▸ Data supplied
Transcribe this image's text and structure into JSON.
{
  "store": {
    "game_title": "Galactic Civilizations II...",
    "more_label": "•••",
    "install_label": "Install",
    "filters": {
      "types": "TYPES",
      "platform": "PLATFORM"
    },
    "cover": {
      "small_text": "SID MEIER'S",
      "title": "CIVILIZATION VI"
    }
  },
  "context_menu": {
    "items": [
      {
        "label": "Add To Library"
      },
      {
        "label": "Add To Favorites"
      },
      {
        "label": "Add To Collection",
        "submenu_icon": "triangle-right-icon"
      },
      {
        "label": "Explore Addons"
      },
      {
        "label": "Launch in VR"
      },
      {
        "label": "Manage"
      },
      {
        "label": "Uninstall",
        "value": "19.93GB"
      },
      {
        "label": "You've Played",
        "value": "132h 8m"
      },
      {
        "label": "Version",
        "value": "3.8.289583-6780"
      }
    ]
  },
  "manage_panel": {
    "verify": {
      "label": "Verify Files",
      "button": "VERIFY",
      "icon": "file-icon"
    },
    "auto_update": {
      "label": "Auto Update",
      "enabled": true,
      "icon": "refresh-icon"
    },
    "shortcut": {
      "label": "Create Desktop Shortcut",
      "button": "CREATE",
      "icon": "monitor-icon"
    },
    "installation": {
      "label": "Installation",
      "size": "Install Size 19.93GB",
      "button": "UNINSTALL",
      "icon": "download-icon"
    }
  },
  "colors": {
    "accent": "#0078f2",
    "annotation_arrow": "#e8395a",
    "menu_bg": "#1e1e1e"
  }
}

▸ What to work on
Where a line of the entries contains the word "icon", copy that line.

▸ Finished answer
        "submenu_icon": "triangle-right-icon"
      "icon": "file-icon"
      "icon": "refresh-icon"
      "icon": "monitor-icon"
      "icon": "download-icon"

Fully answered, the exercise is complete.